#### [Exercise objective]
Lines that hold the word "Number" should be located and copied.

Stored items
'''

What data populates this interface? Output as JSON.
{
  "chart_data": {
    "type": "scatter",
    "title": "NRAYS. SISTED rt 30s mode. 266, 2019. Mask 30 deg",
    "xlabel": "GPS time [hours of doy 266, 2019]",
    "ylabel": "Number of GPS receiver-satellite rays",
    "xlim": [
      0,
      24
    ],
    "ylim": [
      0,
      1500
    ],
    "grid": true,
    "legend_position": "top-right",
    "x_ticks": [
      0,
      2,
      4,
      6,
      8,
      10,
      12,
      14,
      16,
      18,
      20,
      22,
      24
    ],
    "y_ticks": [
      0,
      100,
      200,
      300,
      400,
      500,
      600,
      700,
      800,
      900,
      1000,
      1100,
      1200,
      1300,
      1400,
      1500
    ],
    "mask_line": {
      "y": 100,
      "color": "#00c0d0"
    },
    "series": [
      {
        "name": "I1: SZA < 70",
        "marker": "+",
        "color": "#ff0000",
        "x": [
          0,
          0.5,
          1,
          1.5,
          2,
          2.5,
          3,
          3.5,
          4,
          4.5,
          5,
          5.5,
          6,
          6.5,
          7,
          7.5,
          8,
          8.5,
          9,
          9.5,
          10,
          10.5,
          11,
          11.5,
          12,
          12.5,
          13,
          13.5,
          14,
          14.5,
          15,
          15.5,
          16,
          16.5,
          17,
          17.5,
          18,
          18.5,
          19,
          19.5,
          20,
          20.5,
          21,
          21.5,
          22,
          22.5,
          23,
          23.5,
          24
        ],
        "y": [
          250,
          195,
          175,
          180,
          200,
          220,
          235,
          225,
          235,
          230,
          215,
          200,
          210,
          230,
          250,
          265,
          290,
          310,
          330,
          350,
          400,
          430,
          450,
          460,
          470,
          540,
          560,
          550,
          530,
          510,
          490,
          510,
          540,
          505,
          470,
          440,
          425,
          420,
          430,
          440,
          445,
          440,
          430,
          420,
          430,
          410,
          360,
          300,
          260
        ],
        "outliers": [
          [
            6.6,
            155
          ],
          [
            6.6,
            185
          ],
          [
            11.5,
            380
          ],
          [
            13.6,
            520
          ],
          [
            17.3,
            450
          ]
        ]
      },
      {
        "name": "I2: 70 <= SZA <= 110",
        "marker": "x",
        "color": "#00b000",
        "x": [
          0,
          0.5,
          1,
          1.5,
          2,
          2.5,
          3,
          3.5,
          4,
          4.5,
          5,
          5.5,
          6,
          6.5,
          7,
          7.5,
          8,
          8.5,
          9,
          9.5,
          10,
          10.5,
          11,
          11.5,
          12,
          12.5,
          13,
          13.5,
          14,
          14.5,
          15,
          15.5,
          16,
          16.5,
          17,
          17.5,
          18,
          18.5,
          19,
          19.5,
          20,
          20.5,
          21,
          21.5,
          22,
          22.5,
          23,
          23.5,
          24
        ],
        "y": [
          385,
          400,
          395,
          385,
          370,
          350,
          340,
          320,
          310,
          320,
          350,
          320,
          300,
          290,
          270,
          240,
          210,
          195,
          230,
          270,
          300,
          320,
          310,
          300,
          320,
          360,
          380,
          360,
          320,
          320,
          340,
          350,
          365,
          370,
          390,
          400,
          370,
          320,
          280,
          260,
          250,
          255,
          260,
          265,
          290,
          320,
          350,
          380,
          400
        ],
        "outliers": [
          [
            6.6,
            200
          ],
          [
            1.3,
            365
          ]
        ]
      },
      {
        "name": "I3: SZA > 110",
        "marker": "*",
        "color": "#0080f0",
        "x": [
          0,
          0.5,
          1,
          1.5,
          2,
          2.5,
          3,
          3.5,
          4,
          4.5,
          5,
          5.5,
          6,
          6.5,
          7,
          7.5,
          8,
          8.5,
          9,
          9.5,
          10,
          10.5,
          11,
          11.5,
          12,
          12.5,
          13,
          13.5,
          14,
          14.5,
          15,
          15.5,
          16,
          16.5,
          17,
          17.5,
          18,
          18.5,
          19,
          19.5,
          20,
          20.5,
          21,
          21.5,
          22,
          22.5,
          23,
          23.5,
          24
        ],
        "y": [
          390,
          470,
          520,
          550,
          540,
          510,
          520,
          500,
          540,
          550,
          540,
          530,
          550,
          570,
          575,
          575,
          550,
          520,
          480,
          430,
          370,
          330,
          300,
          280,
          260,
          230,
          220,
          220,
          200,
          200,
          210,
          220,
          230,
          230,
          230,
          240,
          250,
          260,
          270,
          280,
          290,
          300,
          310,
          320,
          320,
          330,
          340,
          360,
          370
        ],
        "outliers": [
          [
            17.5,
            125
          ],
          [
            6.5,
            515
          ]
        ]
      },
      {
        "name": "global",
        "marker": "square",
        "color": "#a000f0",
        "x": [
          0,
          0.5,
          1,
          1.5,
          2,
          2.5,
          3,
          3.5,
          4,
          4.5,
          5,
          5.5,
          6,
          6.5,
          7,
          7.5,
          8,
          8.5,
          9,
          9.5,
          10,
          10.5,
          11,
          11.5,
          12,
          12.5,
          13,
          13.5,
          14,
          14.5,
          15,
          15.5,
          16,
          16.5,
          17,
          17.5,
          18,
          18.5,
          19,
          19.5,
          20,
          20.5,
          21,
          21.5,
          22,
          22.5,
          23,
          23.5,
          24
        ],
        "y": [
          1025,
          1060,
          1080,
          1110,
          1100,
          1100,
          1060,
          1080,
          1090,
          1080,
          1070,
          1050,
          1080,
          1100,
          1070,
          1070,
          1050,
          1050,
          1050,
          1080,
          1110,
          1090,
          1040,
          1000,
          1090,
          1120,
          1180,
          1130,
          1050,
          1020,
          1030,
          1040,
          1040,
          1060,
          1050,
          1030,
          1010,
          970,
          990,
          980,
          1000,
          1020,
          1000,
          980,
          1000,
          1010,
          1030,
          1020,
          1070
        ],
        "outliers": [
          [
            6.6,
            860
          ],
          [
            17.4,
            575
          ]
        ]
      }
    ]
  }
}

'''
'''

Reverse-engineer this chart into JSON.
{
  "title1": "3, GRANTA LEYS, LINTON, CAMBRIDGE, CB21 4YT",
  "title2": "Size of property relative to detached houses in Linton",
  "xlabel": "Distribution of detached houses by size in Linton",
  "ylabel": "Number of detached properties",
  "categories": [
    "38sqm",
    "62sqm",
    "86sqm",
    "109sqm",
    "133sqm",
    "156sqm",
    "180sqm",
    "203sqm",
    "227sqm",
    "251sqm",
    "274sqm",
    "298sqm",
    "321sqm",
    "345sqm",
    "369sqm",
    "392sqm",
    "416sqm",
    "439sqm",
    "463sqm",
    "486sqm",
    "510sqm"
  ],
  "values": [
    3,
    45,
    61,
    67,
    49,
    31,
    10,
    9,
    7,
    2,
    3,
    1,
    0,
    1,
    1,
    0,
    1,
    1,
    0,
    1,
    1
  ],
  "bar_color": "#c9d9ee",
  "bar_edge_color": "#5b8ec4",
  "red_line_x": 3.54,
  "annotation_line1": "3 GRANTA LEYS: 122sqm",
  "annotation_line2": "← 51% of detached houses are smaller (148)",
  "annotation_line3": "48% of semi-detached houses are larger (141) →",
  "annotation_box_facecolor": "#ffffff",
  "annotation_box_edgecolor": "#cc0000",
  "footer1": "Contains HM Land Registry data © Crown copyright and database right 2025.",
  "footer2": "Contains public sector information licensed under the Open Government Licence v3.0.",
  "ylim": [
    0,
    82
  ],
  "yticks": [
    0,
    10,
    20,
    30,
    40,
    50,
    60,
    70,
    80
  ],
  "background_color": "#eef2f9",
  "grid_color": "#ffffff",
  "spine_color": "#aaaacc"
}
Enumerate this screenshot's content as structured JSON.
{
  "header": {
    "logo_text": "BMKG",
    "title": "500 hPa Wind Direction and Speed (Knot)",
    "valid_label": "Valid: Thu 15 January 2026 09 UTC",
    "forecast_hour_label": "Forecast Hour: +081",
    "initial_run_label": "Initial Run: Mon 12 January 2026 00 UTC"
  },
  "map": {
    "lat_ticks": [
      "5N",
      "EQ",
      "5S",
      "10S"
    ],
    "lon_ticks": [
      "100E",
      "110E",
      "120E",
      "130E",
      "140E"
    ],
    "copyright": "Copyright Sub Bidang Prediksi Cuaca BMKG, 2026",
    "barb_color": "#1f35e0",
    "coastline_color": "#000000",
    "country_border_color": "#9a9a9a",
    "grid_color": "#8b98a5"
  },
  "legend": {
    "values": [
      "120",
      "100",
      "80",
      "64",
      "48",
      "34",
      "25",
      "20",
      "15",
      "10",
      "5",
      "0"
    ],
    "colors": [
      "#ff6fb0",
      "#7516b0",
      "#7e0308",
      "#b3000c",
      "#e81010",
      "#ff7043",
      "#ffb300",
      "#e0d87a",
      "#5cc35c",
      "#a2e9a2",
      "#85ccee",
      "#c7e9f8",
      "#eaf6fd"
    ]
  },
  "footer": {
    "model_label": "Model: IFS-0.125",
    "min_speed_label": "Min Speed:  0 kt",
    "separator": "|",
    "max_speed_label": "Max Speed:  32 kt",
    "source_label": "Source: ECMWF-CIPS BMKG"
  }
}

'''

#### [Solution]
    "ylabel": "Number of GPS receiver-satellite rays",
  "ylabel": "Number of detached properties",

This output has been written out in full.